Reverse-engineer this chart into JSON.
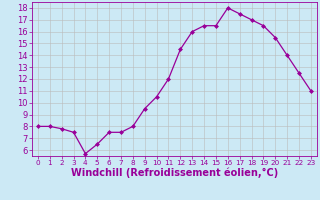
{
  "x": [
    0,
    1,
    2,
    3,
    4,
    5,
    6,
    7,
    8,
    9,
    10,
    11,
    12,
    13,
    14,
    15,
    16,
    17,
    18,
    19,
    20,
    21,
    22,
    23
  ],
  "y": [
    8.0,
    8.0,
    7.8,
    7.5,
    5.7,
    6.5,
    7.5,
    7.5,
    8.0,
    9.5,
    10.5,
    12.0,
    14.5,
    16.0,
    16.5,
    16.5,
    18.0,
    17.5,
    17.0,
    16.5,
    15.5,
    14.0,
    12.5,
    11.0
  ],
  "line_color": "#990099",
  "marker": "D",
  "marker_size": 2.0,
  "bg_color": "#cce9f5",
  "grid_color": "#bbbbbb",
  "xlabel": "Windchill (Refroidissement éolien,°C)",
  "xlabel_color": "#990099",
  "ylim": [
    5.5,
    18.5
  ],
  "xlim": [
    -0.5,
    23.5
  ],
  "yticks": [
    6,
    7,
    8,
    9,
    10,
    11,
    12,
    13,
    14,
    15,
    16,
    17,
    18
  ],
  "xticks": [
    0,
    1,
    2,
    3,
    4,
    5,
    6,
    7,
    8,
    9,
    10,
    11,
    12,
    13,
    14,
    15,
    16,
    17,
    18,
    19,
    20,
    21,
    22,
    23
  ],
  "tick_color": "#990099",
  "ytick_fontsize": 6.0,
  "xtick_fontsize": 5.2,
  "xlabel_fontsize": 7.0
}
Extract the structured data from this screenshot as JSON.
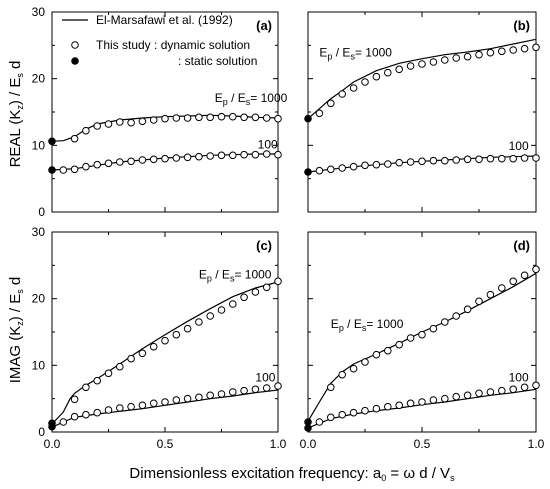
{
  "figure": {
    "ylabel_top": "REAL (K z) / Es d",
    "ylabel_bottom": "IMAG (K z) / Es d",
    "xlabel": "Dimensionless excitation frequency: a0 = ω d / Vs"
  },
  "legend": {
    "line_label": "El-Marsafawi et al. (1992)",
    "open_label": "This study  : dynamic solution",
    "filled_label": ": static solution"
  },
  "chart_data": [
    {
      "panel": "(a)",
      "type": "line",
      "xlim": [
        0,
        1
      ],
      "ylim": [
        0,
        30
      ],
      "xticks": [
        "0.0",
        "0.5",
        "1.0"
      ],
      "yticks": [
        "0",
        "10",
        "20",
        "30"
      ],
      "annotations": [
        {
          "text": "Ep / Es= 1000",
          "x": 0.72,
          "y": 16.5
        },
        {
          "text": "100",
          "x": 0.91,
          "y": 9.5
        }
      ],
      "series": [
        {
          "curve": "1000",
          "kind": "line",
          "x": [
            0,
            0.05,
            0.1,
            0.15,
            0.2,
            0.3,
            0.4,
            0.5,
            0.6,
            0.7,
            0.8,
            0.9,
            1.0
          ],
          "y": [
            10.6,
            10.7,
            11.3,
            12.4,
            13.2,
            13.8,
            14.1,
            14.3,
            14.4,
            14.5,
            14.4,
            14.2,
            14.1
          ]
        },
        {
          "curve": "1000",
          "kind": "open",
          "x": [
            0.1,
            0.15,
            0.2,
            0.25,
            0.3,
            0.35,
            0.4,
            0.45,
            0.5,
            0.55,
            0.6,
            0.65,
            0.7,
            0.75,
            0.8,
            0.85,
            0.9,
            0.95,
            1.0
          ],
          "y": [
            11.0,
            12.2,
            12.9,
            13.2,
            13.5,
            13.4,
            13.6,
            13.8,
            14.0,
            14.1,
            14.1,
            14.2,
            14.2,
            14.3,
            14.3,
            14.2,
            14.2,
            14.1,
            14.0
          ]
        },
        {
          "curve": "1000",
          "kind": "filled",
          "x": [
            0
          ],
          "y": [
            10.6
          ]
        },
        {
          "curve": "100",
          "kind": "line",
          "x": [
            0,
            0.1,
            0.2,
            0.3,
            0.4,
            0.5,
            0.6,
            0.7,
            0.8,
            0.9,
            1.0
          ],
          "y": [
            6.3,
            6.5,
            7.0,
            7.5,
            7.8,
            8.1,
            8.3,
            8.5,
            8.6,
            8.7,
            8.7
          ]
        },
        {
          "curve": "100",
          "kind": "open",
          "x": [
            0.05,
            0.1,
            0.15,
            0.2,
            0.25,
            0.3,
            0.35,
            0.4,
            0.45,
            0.5,
            0.55,
            0.6,
            0.65,
            0.7,
            0.75,
            0.8,
            0.85,
            0.9,
            0.95,
            1.0
          ],
          "y": [
            6.3,
            6.4,
            6.8,
            7.1,
            7.3,
            7.5,
            7.6,
            7.8,
            7.9,
            8.0,
            8.1,
            8.2,
            8.3,
            8.4,
            8.5,
            8.5,
            8.6,
            8.6,
            8.7,
            8.6
          ]
        },
        {
          "curve": "100",
          "kind": "filled",
          "x": [
            0
          ],
          "y": [
            6.3
          ]
        }
      ]
    },
    {
      "panel": "(b)",
      "type": "line",
      "xlim": [
        0,
        1
      ],
      "ylim": [
        0,
        30
      ],
      "xticks": [
        "0.0",
        "0.5",
        "1.0"
      ],
      "yticks": [
        "0",
        "10",
        "20",
        "30"
      ],
      "annotations": [
        {
          "text": "Ep / Es= 1000",
          "x": 0.05,
          "y": 23.3
        },
        {
          "text": "100",
          "x": 0.88,
          "y": 9.3
        }
      ],
      "series": [
        {
          "curve": "1000",
          "kind": "line",
          "x": [
            0,
            0.05,
            0.1,
            0.15,
            0.2,
            0.3,
            0.4,
            0.5,
            0.6,
            0.7,
            0.8,
            0.9,
            1.0
          ],
          "y": [
            14.0,
            15.5,
            17.0,
            18.2,
            19.5,
            21.2,
            22.3,
            23.0,
            23.6,
            24.0,
            24.5,
            25.2,
            25.9
          ]
        },
        {
          "curve": "1000",
          "kind": "open",
          "x": [
            0.05,
            0.1,
            0.15,
            0.2,
            0.25,
            0.3,
            0.35,
            0.4,
            0.45,
            0.5,
            0.55,
            0.6,
            0.65,
            0.7,
            0.75,
            0.8,
            0.85,
            0.9,
            0.95,
            1.0
          ],
          "y": [
            14.8,
            16.3,
            17.7,
            18.6,
            19.5,
            20.3,
            20.9,
            21.4,
            21.9,
            22.2,
            22.5,
            22.8,
            23.1,
            23.3,
            23.6,
            23.9,
            24.1,
            24.3,
            24.5,
            24.7
          ]
        },
        {
          "curve": "1000",
          "kind": "filled",
          "x": [
            0
          ],
          "y": [
            14.0
          ]
        },
        {
          "curve": "100",
          "kind": "line",
          "x": [
            0,
            0.1,
            0.2,
            0.3,
            0.4,
            0.5,
            0.6,
            0.7,
            0.8,
            0.9,
            1.0
          ],
          "y": [
            6.0,
            6.4,
            6.8,
            7.1,
            7.4,
            7.6,
            7.8,
            8.0,
            8.2,
            8.3,
            8.4
          ]
        },
        {
          "curve": "100",
          "kind": "open",
          "x": [
            0.05,
            0.1,
            0.15,
            0.2,
            0.25,
            0.3,
            0.35,
            0.4,
            0.45,
            0.5,
            0.55,
            0.6,
            0.65,
            0.7,
            0.75,
            0.8,
            0.85,
            0.9,
            0.95,
            1.0
          ],
          "y": [
            6.2,
            6.4,
            6.6,
            6.8,
            7.0,
            7.1,
            7.2,
            7.4,
            7.5,
            7.6,
            7.7,
            7.7,
            7.8,
            7.9,
            7.9,
            8.0,
            8.0,
            8.0,
            8.1,
            8.1
          ]
        },
        {
          "curve": "100",
          "kind": "filled",
          "x": [
            0
          ],
          "y": [
            6.0
          ]
        }
      ]
    },
    {
      "panel": "(c)",
      "type": "line",
      "xlim": [
        0,
        1
      ],
      "ylim": [
        0,
        30
      ],
      "xticks": [
        "0.0",
        "0.5",
        "1.0"
      ],
      "yticks": [
        "0",
        "10",
        "20",
        "30"
      ],
      "annotations": [
        {
          "text": "Ep / Es= 1000",
          "x": 0.65,
          "y": 23.0
        },
        {
          "text": "100",
          "x": 0.9,
          "y": 7.6
        }
      ],
      "series": [
        {
          "curve": "1000",
          "kind": "line",
          "x": [
            0,
            0.05,
            0.08,
            0.1,
            0.15,
            0.2,
            0.3,
            0.4,
            0.5,
            0.6,
            0.7,
            0.8,
            0.9,
            1.0
          ],
          "y": [
            1.2,
            3.0,
            5.0,
            5.8,
            7.0,
            8.0,
            10.2,
            12.5,
            14.6,
            16.6,
            18.5,
            20.3,
            21.6,
            22.5
          ]
        },
        {
          "curve": "1000",
          "kind": "open",
          "x": [
            0.1,
            0.15,
            0.2,
            0.25,
            0.3,
            0.35,
            0.4,
            0.45,
            0.5,
            0.55,
            0.6,
            0.65,
            0.7,
            0.75,
            0.8,
            0.85,
            0.9,
            0.95,
            1.0
          ],
          "y": [
            4.9,
            6.7,
            7.7,
            8.8,
            9.8,
            11.0,
            11.8,
            12.8,
            13.7,
            14.6,
            15.5,
            16.5,
            17.4,
            18.3,
            19.2,
            20.2,
            21.0,
            21.7,
            22.6
          ]
        },
        {
          "curve": "1000",
          "kind": "filled",
          "x": [
            0
          ],
          "y": [
            1.3
          ]
        },
        {
          "curve": "100",
          "kind": "line",
          "x": [
            0,
            0.05,
            0.1,
            0.2,
            0.3,
            0.4,
            0.5,
            0.6,
            0.7,
            0.8,
            0.9,
            1.0
          ],
          "y": [
            0.7,
            1.5,
            2.2,
            2.7,
            3.1,
            3.5,
            4.0,
            4.5,
            5.0,
            5.4,
            5.9,
            6.3
          ]
        },
        {
          "curve": "100",
          "kind": "open",
          "x": [
            0.05,
            0.1,
            0.15,
            0.2,
            0.25,
            0.3,
            0.35,
            0.4,
            0.45,
            0.5,
            0.55,
            0.6,
            0.65,
            0.7,
            0.75,
            0.8,
            0.85,
            0.9,
            0.95,
            1.0
          ],
          "y": [
            1.5,
            2.3,
            2.6,
            2.9,
            3.3,
            3.6,
            3.8,
            4.0,
            4.3,
            4.5,
            4.8,
            5.0,
            5.2,
            5.5,
            5.7,
            6.0,
            6.2,
            6.4,
            6.6,
            6.9
          ]
        },
        {
          "curve": "100",
          "kind": "filled",
          "x": [
            0
          ],
          "y": [
            0.8
          ]
        }
      ]
    },
    {
      "panel": "(d)",
      "type": "line",
      "xlim": [
        0,
        1
      ],
      "ylim": [
        0,
        30
      ],
      "xticks": [
        "0.0",
        "0.5",
        "1.0"
      ],
      "yticks": [
        "0",
        "10",
        "20",
        "30"
      ],
      "annotations": [
        {
          "text": "Ep / Es= 1000",
          "x": 0.1,
          "y": 15.6
        },
        {
          "text": "100",
          "x": 0.88,
          "y": 7.6
        }
      ],
      "series": [
        {
          "curve": "1000",
          "kind": "line",
          "x": [
            0,
            0.05,
            0.1,
            0.15,
            0.2,
            0.3,
            0.4,
            0.5,
            0.6,
            0.7,
            0.8,
            0.9,
            1.0
          ],
          "y": [
            1.6,
            4.5,
            7.3,
            9.0,
            10.2,
            11.7,
            13.3,
            15.0,
            16.5,
            18.2,
            20.0,
            21.8,
            23.8
          ]
        },
        {
          "curve": "1000",
          "kind": "open",
          "x": [
            0.1,
            0.15,
            0.2,
            0.25,
            0.3,
            0.35,
            0.4,
            0.45,
            0.5,
            0.55,
            0.6,
            0.65,
            0.7,
            0.75,
            0.8,
            0.85,
            0.9,
            0.95,
            1.0
          ],
          "y": [
            6.7,
            8.6,
            9.5,
            10.5,
            11.6,
            12.2,
            13.1,
            14.1,
            14.6,
            15.5,
            16.5,
            17.4,
            18.4,
            19.6,
            20.6,
            21.6,
            22.6,
            23.5,
            24.4
          ]
        },
        {
          "curve": "1000",
          "kind": "filled",
          "x": [
            0
          ],
          "y": [
            1.5
          ]
        },
        {
          "curve": "100",
          "kind": "line",
          "x": [
            0,
            0.05,
            0.1,
            0.2,
            0.3,
            0.4,
            0.5,
            0.6,
            0.7,
            0.8,
            0.9,
            1.0
          ],
          "y": [
            0.6,
            1.3,
            2.0,
            2.7,
            3.2,
            3.6,
            4.1,
            4.5,
            5.0,
            5.5,
            5.9,
            6.4
          ]
        },
        {
          "curve": "100",
          "kind": "open",
          "x": [
            0.05,
            0.1,
            0.15,
            0.2,
            0.25,
            0.3,
            0.35,
            0.4,
            0.45,
            0.5,
            0.55,
            0.6,
            0.65,
            0.7,
            0.75,
            0.8,
            0.85,
            0.9,
            0.95,
            1.0
          ],
          "y": [
            1.5,
            2.2,
            2.6,
            2.9,
            3.2,
            3.5,
            3.8,
            4.0,
            4.3,
            4.5,
            4.8,
            5.0,
            5.3,
            5.5,
            5.8,
            6.0,
            6.2,
            6.4,
            6.7,
            7.0
          ]
        },
        {
          "curve": "100",
          "kind": "filled",
          "x": [
            0
          ],
          "y": [
            0.6
          ]
        }
      ]
    }
  ]
}
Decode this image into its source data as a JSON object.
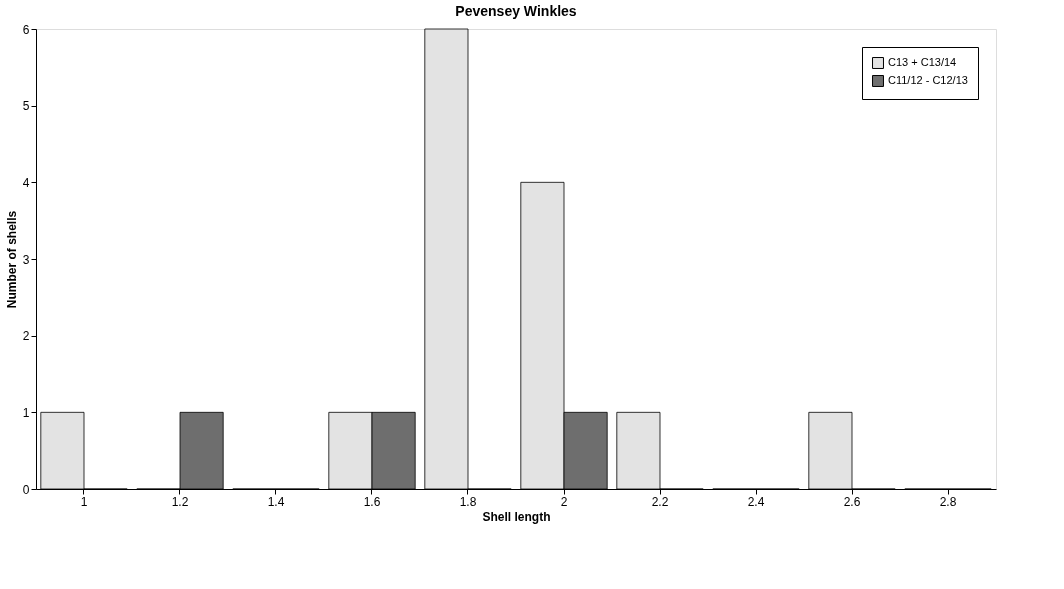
{
  "chart_data": {
    "type": "bar",
    "title": "Pevensey Winkles",
    "xlabel": "Shell length",
    "ylabel": "Number of shells",
    "categories": [
      "1",
      "1.2",
      "1.4",
      "1.6",
      "1.8",
      "2",
      "2.2",
      "2.4",
      "2.6",
      "2.8"
    ],
    "series": [
      {
        "name": "C13 + C13/14",
        "color": "#e3e3e3",
        "values": [
          1,
          0,
          0,
          1,
          6,
          4,
          1,
          0,
          1,
          0
        ]
      },
      {
        "name": "C11/12 - C12/13",
        "color": "#6e6e6e",
        "values": [
          0,
          1,
          0,
          1,
          0,
          1,
          0,
          0,
          0,
          0
        ]
      }
    ],
    "ylim": [
      0,
      6
    ],
    "yticks": [
      0,
      1,
      2,
      3,
      4,
      5,
      6
    ],
    "grid": false,
    "legend": "top right"
  }
}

**Goal of the exercise**
Search the data above for the string "solution" and copy each line that has it.

**The completed task**
    "open_label": "This study  : dynamic solution",
    "filled_label": ": static solution"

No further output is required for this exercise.